*Défi A*
D'après l'extrait sur le séminaire consacré aux sentiments, quelle séance change de date, et pour quel jour ?
*Défi B*
Rédigez, s'il vous plaît, la suite de l'extrait sur le séminaire consacré aux sentiments, à partir de sa dernière phrase.

*Extrait source*
▽

Date de mise en ligne : [19-11-2013]




Séminaire organisé par Jean-Baptiste Pettier, doctorant à l’EHESS, ATER à l’Université Paris-Est Créteil, et Michela Villani, chargée de recherche à l’Université de Fribourg

EHESS Paris

2e vendredi du mois de 11 h à 13 h (salle 587, bât. Le France, 190-198 av de France 75013 Paris), du 8 novembre 2013 au 13 juin 2014. Les séances des 10 janvier et 14 février sont annulées. La séance du 14 mars est avancée au 7 mars. Pas de séance le 9 mai

Argumentaire :

Incontournables dans les relations humaines que les sciences sociales étudient, les sentiments interindividuels, les émotions et les affects, restent cependant souvent réduits à une dimension irrationnelle et dès lors peu examinée des enquêtes. Bien que les traditions sociologique et anthropologique aient depuis longtemps souligné des aspects tels que l’expression obligatoire des sentiments (Mauss, 1921) ou le soubassement affectif des rapports de pouvoir et des goûts propres aux différentes classes sociales (Bourdieu, 1979), ces études se sont généralement limitées à montrer que ceux-ci relèvent d’une construction collective, ou d’une contrainte culturelle ou sociale. Reprenant ces travaux, cet atelier propose de les prolonger en examinant l’articulation entre la dimension subjective des sentiments telle qu’elle est vécue par les acteurs et la dimension politique de leur gouvernement. Notre projet sera donc d’examiner la dimension processuelle des sentiments, et ce à travers l’exploration de trois axes principaux.

△

Entrées de données:

▽

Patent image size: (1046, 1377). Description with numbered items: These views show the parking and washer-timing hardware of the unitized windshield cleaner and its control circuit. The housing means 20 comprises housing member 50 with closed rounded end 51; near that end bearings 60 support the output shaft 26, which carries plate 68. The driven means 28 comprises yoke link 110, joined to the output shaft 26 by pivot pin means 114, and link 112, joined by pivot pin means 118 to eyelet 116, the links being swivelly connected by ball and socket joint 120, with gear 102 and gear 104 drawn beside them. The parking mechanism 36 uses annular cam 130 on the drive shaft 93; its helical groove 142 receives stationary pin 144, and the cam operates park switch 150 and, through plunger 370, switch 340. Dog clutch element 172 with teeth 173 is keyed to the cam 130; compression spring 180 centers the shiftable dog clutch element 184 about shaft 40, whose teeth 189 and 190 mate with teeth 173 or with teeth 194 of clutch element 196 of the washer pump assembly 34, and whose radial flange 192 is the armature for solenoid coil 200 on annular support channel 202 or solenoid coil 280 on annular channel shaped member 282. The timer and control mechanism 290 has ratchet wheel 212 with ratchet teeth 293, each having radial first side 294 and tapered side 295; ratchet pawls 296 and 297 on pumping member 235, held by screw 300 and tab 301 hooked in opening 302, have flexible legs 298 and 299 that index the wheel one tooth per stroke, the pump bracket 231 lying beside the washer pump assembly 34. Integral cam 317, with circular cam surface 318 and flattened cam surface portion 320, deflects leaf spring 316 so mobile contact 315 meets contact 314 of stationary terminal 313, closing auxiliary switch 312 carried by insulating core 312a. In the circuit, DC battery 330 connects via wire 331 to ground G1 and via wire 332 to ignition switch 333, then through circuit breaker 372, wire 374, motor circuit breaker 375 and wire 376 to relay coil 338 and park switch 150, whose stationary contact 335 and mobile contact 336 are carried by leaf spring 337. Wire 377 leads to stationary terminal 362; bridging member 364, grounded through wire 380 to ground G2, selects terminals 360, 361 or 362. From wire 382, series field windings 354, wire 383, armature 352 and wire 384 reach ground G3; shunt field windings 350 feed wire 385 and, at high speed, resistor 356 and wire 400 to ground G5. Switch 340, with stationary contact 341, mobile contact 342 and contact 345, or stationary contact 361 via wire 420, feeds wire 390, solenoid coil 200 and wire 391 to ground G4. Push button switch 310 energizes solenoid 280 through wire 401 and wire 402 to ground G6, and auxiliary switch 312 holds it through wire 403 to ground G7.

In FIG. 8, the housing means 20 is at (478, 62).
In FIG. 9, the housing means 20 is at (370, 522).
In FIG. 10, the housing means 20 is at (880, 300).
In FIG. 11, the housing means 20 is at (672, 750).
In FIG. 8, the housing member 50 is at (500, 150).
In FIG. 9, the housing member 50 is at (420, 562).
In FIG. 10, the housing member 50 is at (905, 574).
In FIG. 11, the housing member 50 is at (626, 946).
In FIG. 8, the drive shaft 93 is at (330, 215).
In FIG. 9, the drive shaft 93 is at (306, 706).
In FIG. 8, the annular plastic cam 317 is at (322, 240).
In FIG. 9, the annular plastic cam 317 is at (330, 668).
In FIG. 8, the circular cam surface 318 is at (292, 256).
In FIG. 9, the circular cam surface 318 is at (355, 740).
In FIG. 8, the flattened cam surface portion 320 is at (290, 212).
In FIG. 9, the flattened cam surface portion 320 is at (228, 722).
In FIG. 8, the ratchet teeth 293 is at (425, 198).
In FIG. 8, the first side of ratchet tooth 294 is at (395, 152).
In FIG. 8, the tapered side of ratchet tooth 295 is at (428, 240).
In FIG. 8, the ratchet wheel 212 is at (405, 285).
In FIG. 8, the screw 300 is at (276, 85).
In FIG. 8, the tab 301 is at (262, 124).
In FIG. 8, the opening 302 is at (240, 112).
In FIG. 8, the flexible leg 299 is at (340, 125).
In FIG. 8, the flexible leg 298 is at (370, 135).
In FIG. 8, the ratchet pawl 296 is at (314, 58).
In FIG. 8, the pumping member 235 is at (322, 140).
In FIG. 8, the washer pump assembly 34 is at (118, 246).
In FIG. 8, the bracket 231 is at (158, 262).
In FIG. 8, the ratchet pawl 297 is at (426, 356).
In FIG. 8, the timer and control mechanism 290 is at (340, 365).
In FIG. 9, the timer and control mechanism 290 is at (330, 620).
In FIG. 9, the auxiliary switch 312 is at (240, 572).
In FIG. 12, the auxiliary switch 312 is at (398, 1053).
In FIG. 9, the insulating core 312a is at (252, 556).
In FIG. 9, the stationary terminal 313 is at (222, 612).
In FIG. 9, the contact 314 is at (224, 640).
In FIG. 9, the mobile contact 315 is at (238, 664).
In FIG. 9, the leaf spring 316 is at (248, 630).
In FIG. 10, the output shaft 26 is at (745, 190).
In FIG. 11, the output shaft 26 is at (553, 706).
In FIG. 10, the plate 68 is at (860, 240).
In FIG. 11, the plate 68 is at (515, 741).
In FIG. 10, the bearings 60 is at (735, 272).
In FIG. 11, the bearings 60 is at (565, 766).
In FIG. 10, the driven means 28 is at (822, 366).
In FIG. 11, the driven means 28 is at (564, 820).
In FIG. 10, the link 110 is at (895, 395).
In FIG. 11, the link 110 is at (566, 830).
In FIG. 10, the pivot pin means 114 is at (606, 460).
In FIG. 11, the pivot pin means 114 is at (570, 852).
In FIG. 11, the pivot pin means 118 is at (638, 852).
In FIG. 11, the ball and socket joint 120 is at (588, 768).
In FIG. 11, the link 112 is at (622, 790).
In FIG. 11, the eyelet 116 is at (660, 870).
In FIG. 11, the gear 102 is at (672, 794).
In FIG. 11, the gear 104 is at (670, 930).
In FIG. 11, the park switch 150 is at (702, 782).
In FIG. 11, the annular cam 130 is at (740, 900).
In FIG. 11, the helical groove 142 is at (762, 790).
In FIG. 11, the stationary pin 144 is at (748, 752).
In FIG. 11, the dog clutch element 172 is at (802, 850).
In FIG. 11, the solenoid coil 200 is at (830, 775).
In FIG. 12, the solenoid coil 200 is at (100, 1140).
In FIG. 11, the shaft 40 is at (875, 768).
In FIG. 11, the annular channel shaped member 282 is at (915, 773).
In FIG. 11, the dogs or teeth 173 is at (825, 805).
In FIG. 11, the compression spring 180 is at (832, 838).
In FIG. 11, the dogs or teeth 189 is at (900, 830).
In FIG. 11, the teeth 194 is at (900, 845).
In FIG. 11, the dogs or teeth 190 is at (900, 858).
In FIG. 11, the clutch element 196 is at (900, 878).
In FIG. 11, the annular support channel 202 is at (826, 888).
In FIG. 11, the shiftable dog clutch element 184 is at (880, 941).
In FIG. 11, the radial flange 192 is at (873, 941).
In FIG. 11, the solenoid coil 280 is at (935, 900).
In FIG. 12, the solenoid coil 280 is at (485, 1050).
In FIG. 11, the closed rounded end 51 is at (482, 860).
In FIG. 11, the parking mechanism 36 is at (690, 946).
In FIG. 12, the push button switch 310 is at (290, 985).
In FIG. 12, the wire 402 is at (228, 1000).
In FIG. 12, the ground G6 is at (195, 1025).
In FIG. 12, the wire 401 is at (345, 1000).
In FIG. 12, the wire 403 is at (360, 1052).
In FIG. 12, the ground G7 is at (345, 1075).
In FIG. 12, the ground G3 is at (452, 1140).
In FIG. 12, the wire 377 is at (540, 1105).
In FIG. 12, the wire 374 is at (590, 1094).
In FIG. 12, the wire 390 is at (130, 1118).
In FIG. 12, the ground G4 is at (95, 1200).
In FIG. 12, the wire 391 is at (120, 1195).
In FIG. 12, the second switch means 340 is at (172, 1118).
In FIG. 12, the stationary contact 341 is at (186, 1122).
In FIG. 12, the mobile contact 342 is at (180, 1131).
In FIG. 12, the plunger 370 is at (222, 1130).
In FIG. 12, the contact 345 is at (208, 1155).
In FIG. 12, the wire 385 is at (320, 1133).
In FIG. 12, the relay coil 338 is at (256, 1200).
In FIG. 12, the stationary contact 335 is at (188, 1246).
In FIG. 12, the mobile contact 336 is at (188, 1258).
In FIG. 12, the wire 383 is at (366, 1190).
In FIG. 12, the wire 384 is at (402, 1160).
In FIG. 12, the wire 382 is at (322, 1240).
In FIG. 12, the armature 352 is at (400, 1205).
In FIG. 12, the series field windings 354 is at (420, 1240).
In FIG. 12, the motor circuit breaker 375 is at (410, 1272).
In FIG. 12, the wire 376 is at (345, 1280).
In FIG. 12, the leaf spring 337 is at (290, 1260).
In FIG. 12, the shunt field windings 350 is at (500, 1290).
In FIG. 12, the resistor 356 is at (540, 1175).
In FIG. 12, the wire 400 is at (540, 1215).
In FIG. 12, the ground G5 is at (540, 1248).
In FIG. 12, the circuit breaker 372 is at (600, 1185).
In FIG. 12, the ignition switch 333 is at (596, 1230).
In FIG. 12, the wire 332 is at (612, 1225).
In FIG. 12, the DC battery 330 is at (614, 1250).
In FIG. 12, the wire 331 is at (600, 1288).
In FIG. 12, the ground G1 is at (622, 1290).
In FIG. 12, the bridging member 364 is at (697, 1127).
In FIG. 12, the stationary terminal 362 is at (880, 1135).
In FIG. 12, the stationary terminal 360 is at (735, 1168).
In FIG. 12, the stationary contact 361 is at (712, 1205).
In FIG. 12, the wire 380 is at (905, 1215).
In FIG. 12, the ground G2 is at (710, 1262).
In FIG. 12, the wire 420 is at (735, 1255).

△

*Bonne réponse A*
La séance du 14 mars est avancée au 7 mars.

*Bonne réponse B*
1. La dimension corporelle des émotions et des sentiments. Le caractère sensible des pratiques sociales, l’engagement affectif, l’élaboration de justifications morales, la formulation de décisions, l’affirmation de jugements, conduisent à interroger la manière dont les émotions "agissent" en situation (Joas, 1999), ou dont elles expriment une subjectivité du corps humain (Csordas, 1990). Comment les acteurs justifient-ils leurs prises de décision, leurs raisons et finalement leurs actions, notamment à partir de leurs affects ? Remettre les émotions au cœur de l’analyse permet ainsi également de réinterroger les stratégies individuelles au sein des théories de l’action sociale.

2. La gestion des émotions. Le patriotisme, le désir d’enfant, la demande de reconnaissance officielle des couples et des sexualités, les questions de réparation ou de solidarité, constituent autant d’exemples de différences de légitimités affectives instituées et sujettes à négociation. Le "travail émotionnel" exigé des individus, notamment dans l’univers professionnel (Hochschild, 1983), est un autre aspect essentiel de cette gestion quotidienne du sensible. Si l’expression des sentiments est encouragée, voire exigée dans certains cas, dans d’autres les émotions font l’objet d’un travail d’effacement afin de maintenir l’idée de rationalité dans l’ordre moral. Il s’agira donc ici d’interroger ces situations de gouvernement des sentiments.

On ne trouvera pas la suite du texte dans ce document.